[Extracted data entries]
____

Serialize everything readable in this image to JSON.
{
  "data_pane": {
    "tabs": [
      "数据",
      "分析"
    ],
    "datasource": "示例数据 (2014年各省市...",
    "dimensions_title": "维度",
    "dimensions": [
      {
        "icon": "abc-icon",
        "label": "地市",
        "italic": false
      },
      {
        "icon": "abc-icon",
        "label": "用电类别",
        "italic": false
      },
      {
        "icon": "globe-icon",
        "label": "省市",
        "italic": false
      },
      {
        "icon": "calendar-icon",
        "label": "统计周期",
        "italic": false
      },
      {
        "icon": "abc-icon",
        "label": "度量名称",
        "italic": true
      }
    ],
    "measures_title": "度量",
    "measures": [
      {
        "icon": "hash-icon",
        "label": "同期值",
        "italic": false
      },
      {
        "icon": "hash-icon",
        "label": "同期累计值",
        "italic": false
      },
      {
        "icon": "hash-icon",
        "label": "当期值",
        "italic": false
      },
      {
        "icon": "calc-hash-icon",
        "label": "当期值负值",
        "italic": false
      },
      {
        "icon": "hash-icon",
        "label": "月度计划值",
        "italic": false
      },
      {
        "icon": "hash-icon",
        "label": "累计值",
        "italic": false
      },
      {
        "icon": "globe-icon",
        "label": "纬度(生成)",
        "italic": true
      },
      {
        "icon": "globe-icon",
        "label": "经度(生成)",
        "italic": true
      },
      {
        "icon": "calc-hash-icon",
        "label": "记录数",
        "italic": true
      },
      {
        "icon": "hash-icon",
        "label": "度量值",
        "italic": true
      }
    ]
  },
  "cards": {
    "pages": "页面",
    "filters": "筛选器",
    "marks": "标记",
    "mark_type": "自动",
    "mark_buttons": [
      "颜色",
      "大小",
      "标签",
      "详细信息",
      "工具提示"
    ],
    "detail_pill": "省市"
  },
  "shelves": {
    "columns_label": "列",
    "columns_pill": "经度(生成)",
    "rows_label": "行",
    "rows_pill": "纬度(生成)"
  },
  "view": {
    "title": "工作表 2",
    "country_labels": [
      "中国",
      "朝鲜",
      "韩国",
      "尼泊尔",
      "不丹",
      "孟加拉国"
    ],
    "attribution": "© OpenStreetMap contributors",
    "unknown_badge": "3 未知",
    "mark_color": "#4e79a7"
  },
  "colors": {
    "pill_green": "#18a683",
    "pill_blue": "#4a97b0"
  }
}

____

:: Given problem ::
Above are the records; copy all of them exactly.

:: Right answer ::
Serialize everything readable in this image to JSON.
{
  "data_pane": {
    "tabs": [
      "数据",
      "分析"
    ],
    "datasource": "示例数据 (2014年各省市...",
    "dimensions_title": "维度",
    "dimensions": [
      {
        "icon": "abc-icon",
        "label": "地市",
        "italic": false
      },
      {
        "icon": "abc-icon",
        "label": "用电类别",
        "italic": false
      },
      {
        "icon": "globe-icon",
        "label": "省市",
        "italic": false
      },
      {
        "icon": "calendar-icon",
        "label": "统计周期",
        "italic": false
      },
      {
        "icon": "abc-icon",
        "label": "度量名称",
        "italic": true
      }
    ],
    "measures_title": "度量",
    "measures": [
      {
        "icon": "hash-icon",
        "label": "同期值",
        "italic": false
      },
      {
        "icon": "hash-icon",
        "label": "同期累计值",
        "italic": false
      },
      {
        "icon": "hash-icon",
        "label": "当期值",
        "italic": false
      },
      {
        "icon": "calc-hash-icon",
        "label": "当期值负值",
        "italic": false
      },
      {
        "icon": "hash-icon",
        "label": "月度计划值",
        "italic": false
      },
      {
        "icon": "hash-icon",
        "label": "累计值",
        "italic": false
      },
      {
        "icon": "globe-icon",
        "label": "纬度(生成)",
        "italic": true
      },
      {
        "icon": "globe-icon",
        "label": "经度(生成)",
        "italic": true
      },
      {
        "icon": "calc-hash-icon",
        "label": "记录数",
        "italic": true
      },
      {
        "icon": "hash-icon",
        "label": "度量值",
        "italic": true
      }
    ]
  },
  "cards": {
    "pages": "页面",
    "filters": "筛选器",
    "marks": "标记",
    "mark_type": "自动",
    "mark_buttons": [
      "颜色",
      "大小",
      "标签",
      "详细信息",
      "工具提示"
    ],
    "detail_pill": "省市"
  },
  "shelves": {
    "columns_label": "列",
    "columns_pill": "经度(生成)",
    "rows_label": "行",
    "rows_pill": "纬度(生成)"
  },
  "view": {
    "title": "工作表 2",
    "country_labels": [
      "中国",
      "朝鲜",
      "韩国",
      "尼泊尔",
      "不丹",
      "孟加拉国"
    ],
    "attribution": "© OpenStreetMap contributors",
    "unknown_badge": "3 未知",
    "mark_color": "#4e79a7"
  },
  "colors": {
    "pill_green": "#18a683",
    "pill_blue": "#4a97b0"
  }
}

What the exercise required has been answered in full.